====== Record excerpts

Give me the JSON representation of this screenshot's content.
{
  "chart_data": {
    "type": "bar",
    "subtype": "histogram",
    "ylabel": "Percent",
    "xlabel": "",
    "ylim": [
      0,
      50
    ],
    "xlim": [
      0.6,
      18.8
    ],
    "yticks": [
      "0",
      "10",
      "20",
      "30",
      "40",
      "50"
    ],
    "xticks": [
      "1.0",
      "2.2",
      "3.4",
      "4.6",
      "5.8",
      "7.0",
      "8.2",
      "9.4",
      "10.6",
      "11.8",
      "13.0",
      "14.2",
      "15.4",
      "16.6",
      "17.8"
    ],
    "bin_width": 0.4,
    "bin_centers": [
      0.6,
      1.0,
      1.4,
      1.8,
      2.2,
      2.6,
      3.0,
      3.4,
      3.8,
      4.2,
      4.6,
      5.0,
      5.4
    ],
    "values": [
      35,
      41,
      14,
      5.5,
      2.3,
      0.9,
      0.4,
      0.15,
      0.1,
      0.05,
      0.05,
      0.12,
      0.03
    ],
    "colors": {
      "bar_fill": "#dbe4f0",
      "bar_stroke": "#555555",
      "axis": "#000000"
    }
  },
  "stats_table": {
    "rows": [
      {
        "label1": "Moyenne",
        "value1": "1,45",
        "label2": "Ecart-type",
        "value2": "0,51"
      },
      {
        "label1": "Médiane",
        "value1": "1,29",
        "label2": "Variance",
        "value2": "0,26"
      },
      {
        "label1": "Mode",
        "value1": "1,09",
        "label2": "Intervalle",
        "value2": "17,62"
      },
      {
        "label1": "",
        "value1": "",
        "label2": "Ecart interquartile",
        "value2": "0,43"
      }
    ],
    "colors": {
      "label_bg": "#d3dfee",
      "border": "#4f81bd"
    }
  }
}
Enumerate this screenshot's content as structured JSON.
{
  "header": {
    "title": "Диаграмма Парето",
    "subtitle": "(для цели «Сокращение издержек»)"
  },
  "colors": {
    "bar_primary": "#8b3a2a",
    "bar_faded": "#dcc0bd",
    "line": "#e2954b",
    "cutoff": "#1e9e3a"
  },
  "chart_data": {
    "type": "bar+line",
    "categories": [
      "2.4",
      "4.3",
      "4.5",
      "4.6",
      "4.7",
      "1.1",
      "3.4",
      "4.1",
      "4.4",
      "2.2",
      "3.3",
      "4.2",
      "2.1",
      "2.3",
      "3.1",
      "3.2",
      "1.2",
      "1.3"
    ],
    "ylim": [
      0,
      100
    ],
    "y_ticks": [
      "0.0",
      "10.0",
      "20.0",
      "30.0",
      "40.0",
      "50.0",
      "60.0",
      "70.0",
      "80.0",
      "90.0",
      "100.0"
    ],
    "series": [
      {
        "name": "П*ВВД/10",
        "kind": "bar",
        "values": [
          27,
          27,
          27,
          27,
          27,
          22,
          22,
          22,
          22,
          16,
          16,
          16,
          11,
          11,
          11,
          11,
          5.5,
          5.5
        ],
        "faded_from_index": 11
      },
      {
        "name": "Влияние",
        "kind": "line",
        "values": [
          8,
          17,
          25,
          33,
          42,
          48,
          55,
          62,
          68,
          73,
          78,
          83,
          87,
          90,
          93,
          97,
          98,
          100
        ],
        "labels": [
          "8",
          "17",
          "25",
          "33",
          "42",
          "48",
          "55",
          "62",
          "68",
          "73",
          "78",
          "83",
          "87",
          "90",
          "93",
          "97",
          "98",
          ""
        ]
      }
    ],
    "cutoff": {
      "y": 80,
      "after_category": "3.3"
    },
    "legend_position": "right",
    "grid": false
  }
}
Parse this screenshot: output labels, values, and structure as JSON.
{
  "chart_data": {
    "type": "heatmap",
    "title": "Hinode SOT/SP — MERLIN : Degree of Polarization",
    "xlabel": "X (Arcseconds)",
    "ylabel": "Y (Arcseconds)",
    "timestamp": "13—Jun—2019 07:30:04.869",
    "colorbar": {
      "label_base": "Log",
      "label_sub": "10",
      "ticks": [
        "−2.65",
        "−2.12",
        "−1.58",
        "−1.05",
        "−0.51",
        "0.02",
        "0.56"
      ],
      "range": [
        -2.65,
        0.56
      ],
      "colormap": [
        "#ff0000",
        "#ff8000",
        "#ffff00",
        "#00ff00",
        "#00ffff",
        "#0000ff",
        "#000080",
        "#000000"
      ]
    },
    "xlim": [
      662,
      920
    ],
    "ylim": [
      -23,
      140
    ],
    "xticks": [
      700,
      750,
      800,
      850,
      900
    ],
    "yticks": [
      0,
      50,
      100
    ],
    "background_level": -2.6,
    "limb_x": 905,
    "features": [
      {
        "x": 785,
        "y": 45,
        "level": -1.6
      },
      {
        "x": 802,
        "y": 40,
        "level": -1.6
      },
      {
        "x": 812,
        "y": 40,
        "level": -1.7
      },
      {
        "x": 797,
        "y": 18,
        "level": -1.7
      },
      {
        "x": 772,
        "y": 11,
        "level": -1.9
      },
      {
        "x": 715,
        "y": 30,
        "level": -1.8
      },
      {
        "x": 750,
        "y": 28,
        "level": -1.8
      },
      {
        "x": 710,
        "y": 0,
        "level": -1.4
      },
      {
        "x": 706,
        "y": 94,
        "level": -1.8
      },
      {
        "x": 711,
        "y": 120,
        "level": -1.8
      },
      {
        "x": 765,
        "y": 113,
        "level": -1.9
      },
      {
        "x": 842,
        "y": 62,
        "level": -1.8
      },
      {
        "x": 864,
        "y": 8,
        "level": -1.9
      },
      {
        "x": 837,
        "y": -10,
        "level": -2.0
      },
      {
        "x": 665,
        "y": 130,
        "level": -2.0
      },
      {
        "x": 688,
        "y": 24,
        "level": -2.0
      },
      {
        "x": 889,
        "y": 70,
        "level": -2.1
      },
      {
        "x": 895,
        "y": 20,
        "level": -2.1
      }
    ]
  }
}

============

**Problem statement:** Each line above must be printed exactly as it appears.

**Complete response:**
Give me the JSON representation of this screenshot's content.
{
  "chart_data": {
    "type": "bar",
    "subtype": "histogram",
    "ylabel": "Percent",
    "xlabel": "",
    "ylim": [
      0,
      50
    ],
    "xlim": [
      0.6,
      18.8
    ],
    "yticks": [
      "0",
      "10",
      "20",
      "30",
      "40",
      "50"
    ],
    "xticks": [
      "1.0",
      "2.2",
      "3.4",
      "4.6",
      "5.8",
      "7.0",
      "8.2",
      "9.4",
      "10.6",
      "11.8",
      "13.0",
      "14.2",
      "15.4",
      "16.6",
      "17.8"
    ],
    "bin_width": 0.4,
    "bin_centers": [
      0.6,
      1.0,
      1.4,
      1.8,
      2.2,
      2.6,
      3.0,
      3.4,
      3.8,
      4.2,
      4.6,
      5.0,
      5.4
    ],
    "values": [
      35,
      41,
      14,
      5.5,
      2.3,
      0.9,
      0.4,
      0.15,
      0.1,
      0.05,
      0.05,
      0.12,
      0.03
    ],
    "colors": {
      "bar_fill": "#dbe4f0",
      "bar_stroke": "#555555",
      "axis": "#000000"
    }
  },
  "stats_table": {
    "rows": [
      {
        "label1": "Moyenne",
        "value1": "1,45",
        "label2": "Ecart-type",
        "value2": "0,51"
      },
      {
        "label1": "Médiane",
        "value1": "1,29",
        "label2": "Variance",
        "value2": "0,26"
      },
      {
        "label1": "Mode",
        "value1": "1,09",
        "label2": "Intervalle",
        "value2": "17,62"
      },
      {
        "label1": "",
        "value1": "",
        "label2": "Ecart interquartile",
        "value2": "0,43"
      }
    ],
    "colors": {
      "label_bg": "#d3dfee",
      "border": "#4f81bd"
    }
  }
}
Enumerate this screenshot's content as structured JSON.
{
  "header": {
    "title": "Диаграмма Парето",
    "subtitle": "(для цели «Сокращение издержек»)"
  },
  "colors": {
    "bar_primary": "#8b3a2a",
    "bar_faded": "#dcc0bd",
    "line": "#e2954b",
    "cutoff": "#1e9e3a"
  },
  "chart_data": {
    "type": "bar+line",
    "categories": [
      "2.4",
      "4.3",
      "4.5",
      "4.6",
      "4.7",
      "1.1",
      "3.4",
      "4.1",
      "4.4",
      "2.2",
      "3.3",
      "4.2",
      "2.1",
      "2.3",
      "3.1",
      "3.2",
      "1.2",
      "1.3"
    ],
    "ylim": [
      0,
      100
    ],
    "y_ticks": [
      "0.0",
      "10.0",
      "20.0",
      "30.0",
      "40.0",
      "50.0",
      "60.0",
      "70.0",
      "80.0",
      "90.0",
      "100.0"
    ],
    "series": [
      {
        "name": "П*ВВД/10",
        "kind": "bar",
        "values": [
          27,
          27,
          27,
          27,
          27,
          22,
          22,
          22,
          22,
          16,
          16,
          16,
          11,
          11,
          11,
          11,
          5.5,
          5.5
        ],
        "faded_from_index": 11
      },
      {
        "name": "Влияние",
        "kind": "line",
        "values": [
          8,
          17,
          25,
          33,
          42,
          48,
          55,
          62,
          68,
          73,
          78,
          83,
          87,
          90,
          93,
          97,
          98,
          100
        ],
        "labels": [
          "8",
          "17",
          "25",
          "33",
          "42",
          "48",
          "55",
          "62",
          "68",
          "73",
          "78",
          "83",
          "87",
          "90",
          "93",
          "97",
          "98",
          ""
        ]
      }
    ],
    "cutoff": {
      "y": 80,
      "after_category": "3.3"
    },
    "legend_position": "right",
    "grid": false
  }
}
Parse this screenshot: output labels, values, and structure as JSON.
{
  "chart_data": {
    "type": "heatmap",
    "title": "Hinode SOT/SP — MERLIN : Degree of Polarization",
    "xlabel": "X (Arcseconds)",
    "ylabel": "Y (Arcseconds)",
    "timestamp": "13—Jun—2019 07:30:04.869",
    "colorbar": {
      "label_base": "Log",
      "label_sub": "10",
      "ticks": [
        "−2.65",
        "−2.12",
        "−1.58",
        "−1.05",
        "−0.51",
        "0.02",
        "0.56"
      ],
      "range": [
        -2.65,
        0.56
      ],
      "colormap": [
        "#ff0000",
        "#ff8000",
        "#ffff00",
        "#00ff00",
        "#00ffff",
        "#0000ff",
        "#000080",
        "#000000"
      ]
    },
    "xlim": [
      662,
      920
    ],
    "ylim": [
      -23,
      140
    ],
    "xticks": [
      700,
      750,
      800,
      850,
      900
    ],
    "yticks": [
      0,
      50,
      100
    ],
    "background_level": -2.6,
    "limb_x": 905,
    "features": [
      {
        "x": 785,
        "y": 45,
        "level": -1.6
      },
      {
        "x": 802,
        "y": 40,
        "level": -1.6
      },
      {
        "x": 812,
        "y": 40,
        "level": -1.7
      },
      {
        "x": 797,
        "y": 18,
        "level": -1.7
      },
      {
        "x": 772,
        "y": 11,
        "level": -1.9
      },
      {
        "x": 715,
        "y": 30,
        "level": -1.8
      },
      {
        "x": 750,
        "y": 28,
        "level": -1.8
      },
      {
        "x": 710,
        "y": 0,
        "level": -1.4
      },
      {
        "x": 706,
        "y": 94,
        "level": -1.8
      },
      {
        "x": 711,
        "y": 120,
        "level": -1.8
      },
      {
        "x": 765,
        "y": 113,
        "level": -1.9
      },
      {
        "x": 842,
        "y": 62,
        "level": -1.8
      },
      {
        "x": 864,
        "y": 8,
        "level": -1.9
      },
      {
        "x": 837,
        "y": -10,
        "level": -2.0
      },
      {
        "x": 665,
        "y": 130,
        "level": -2.0
      },
      {
        "x": 688,
        "y": 24,
        "level": -2.0
      },
      {
        "x": 889,
        "y": 70,
        "level": -2.1
      },
      {
        "x": 895,
        "y": 20,
        "level": -2.1
      }
    ]
  }
}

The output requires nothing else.